Start of Listing
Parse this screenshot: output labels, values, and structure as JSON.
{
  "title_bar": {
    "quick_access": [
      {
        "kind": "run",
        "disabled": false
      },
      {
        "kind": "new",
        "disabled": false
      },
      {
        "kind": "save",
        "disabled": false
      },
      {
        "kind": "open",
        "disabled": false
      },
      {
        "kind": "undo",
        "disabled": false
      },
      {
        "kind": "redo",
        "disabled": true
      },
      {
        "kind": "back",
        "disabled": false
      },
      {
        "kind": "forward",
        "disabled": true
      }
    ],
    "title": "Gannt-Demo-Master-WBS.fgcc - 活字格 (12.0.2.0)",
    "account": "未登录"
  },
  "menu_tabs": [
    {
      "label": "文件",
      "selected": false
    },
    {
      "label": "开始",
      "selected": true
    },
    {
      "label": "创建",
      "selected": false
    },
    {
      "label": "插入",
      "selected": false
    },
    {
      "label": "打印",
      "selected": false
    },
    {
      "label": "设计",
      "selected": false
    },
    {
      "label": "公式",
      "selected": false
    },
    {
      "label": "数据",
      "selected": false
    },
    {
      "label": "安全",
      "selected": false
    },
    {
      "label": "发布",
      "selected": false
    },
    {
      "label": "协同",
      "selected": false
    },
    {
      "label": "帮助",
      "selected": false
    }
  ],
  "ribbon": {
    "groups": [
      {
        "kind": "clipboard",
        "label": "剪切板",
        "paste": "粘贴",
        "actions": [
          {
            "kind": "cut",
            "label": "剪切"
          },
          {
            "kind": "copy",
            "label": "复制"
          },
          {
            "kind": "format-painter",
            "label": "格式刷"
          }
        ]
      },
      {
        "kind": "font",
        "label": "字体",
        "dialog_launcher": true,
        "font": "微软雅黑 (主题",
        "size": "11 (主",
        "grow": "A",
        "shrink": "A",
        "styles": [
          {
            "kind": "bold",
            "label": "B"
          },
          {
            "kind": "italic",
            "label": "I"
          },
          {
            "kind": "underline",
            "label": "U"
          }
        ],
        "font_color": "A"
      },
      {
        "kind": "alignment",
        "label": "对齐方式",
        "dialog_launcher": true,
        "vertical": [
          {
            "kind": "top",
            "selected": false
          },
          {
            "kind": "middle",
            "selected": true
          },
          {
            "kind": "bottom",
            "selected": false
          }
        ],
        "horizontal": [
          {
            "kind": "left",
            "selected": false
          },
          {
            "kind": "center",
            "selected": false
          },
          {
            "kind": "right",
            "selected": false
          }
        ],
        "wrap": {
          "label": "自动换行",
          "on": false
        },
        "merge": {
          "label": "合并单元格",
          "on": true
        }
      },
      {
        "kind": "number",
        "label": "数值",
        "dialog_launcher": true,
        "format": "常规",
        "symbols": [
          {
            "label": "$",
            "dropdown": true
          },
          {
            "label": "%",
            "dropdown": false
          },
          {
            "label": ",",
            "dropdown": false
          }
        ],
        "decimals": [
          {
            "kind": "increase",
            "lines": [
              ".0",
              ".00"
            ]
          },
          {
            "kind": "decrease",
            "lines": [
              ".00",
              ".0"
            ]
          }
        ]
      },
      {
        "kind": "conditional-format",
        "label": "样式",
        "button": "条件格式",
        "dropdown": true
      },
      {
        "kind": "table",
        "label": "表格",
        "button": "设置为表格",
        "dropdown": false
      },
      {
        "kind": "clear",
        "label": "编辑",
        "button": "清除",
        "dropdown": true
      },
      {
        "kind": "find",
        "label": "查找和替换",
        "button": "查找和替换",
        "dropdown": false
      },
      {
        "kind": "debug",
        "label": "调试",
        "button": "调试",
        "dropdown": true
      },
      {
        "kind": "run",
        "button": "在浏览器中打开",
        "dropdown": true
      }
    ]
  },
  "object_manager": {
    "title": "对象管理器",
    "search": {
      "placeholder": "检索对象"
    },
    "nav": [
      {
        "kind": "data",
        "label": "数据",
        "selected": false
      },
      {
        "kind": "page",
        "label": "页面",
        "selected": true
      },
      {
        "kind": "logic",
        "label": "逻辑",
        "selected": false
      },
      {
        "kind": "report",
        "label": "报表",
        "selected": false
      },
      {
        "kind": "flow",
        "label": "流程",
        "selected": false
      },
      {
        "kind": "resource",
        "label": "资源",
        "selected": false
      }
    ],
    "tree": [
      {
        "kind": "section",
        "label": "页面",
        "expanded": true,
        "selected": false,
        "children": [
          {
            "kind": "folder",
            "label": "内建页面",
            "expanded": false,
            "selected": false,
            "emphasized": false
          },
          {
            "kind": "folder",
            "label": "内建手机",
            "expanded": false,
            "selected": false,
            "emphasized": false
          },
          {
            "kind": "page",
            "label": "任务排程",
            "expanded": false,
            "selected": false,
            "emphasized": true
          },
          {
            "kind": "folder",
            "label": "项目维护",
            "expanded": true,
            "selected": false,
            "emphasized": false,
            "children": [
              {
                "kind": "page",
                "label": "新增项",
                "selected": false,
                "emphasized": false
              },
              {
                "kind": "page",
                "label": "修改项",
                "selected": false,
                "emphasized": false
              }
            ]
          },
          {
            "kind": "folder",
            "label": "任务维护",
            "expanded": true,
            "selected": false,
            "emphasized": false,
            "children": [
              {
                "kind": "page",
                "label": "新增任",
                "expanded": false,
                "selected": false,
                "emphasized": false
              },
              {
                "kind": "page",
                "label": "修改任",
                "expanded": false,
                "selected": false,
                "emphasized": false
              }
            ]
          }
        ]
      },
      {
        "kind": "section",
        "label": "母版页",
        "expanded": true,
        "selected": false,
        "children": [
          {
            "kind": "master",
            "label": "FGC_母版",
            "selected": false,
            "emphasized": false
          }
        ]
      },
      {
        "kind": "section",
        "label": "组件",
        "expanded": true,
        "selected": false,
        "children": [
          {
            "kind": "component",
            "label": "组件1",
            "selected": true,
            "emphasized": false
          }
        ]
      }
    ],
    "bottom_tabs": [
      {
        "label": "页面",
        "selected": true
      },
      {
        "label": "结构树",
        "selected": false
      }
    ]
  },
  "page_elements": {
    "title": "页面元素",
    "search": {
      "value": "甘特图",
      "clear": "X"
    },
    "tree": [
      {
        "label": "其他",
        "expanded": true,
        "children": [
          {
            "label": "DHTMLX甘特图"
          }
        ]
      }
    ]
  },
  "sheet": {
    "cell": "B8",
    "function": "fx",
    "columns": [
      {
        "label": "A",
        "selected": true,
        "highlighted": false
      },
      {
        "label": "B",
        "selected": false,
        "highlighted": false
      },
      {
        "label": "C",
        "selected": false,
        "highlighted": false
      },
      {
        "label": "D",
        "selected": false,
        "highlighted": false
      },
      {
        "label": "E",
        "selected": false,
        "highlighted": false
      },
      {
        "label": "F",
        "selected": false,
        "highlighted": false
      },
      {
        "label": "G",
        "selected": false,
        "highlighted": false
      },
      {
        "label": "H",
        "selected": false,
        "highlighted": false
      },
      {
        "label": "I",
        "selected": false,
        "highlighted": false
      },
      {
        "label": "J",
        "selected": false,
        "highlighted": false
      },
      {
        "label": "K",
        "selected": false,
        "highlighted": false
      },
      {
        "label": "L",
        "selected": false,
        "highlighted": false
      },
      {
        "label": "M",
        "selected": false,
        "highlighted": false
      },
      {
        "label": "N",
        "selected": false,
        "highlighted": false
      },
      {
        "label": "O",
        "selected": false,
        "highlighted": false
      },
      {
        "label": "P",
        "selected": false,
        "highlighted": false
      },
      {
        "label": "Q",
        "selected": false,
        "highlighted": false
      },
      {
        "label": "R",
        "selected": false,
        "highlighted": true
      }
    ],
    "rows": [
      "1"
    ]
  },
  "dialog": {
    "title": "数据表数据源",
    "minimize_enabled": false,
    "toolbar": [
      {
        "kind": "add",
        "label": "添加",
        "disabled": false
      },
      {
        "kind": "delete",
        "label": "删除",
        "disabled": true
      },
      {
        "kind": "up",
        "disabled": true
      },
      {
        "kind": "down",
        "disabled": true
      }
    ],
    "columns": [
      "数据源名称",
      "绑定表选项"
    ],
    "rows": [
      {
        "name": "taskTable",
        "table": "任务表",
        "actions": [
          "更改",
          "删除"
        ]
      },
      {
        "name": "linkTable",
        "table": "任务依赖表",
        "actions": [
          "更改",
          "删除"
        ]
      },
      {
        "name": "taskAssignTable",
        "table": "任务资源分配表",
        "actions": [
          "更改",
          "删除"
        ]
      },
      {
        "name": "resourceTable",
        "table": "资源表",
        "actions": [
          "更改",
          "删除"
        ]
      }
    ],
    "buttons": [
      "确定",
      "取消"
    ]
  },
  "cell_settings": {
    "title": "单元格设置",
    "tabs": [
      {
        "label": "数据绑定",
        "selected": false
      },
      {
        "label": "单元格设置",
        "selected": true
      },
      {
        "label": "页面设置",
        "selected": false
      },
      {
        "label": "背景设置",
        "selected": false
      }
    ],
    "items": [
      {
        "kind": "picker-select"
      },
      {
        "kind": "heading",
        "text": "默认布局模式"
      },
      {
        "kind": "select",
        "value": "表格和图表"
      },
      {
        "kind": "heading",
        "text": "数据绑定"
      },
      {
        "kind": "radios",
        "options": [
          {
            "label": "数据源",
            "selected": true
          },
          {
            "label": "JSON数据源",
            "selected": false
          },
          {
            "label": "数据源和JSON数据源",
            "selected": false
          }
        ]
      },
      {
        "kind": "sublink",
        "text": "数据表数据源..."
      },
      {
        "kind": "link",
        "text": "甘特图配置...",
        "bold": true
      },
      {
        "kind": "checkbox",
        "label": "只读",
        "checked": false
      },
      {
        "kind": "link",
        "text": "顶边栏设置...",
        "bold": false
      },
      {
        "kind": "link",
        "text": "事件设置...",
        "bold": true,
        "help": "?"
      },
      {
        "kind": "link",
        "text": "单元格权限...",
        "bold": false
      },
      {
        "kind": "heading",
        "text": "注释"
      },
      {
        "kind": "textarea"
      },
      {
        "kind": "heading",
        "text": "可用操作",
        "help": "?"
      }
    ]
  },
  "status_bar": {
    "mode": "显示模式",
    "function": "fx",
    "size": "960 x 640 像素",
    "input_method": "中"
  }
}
End of Listing
◆ Task goal:
Tally up the lines holding the string "format" in this listing, and report the total alone.

◆ Output of the exercise:
3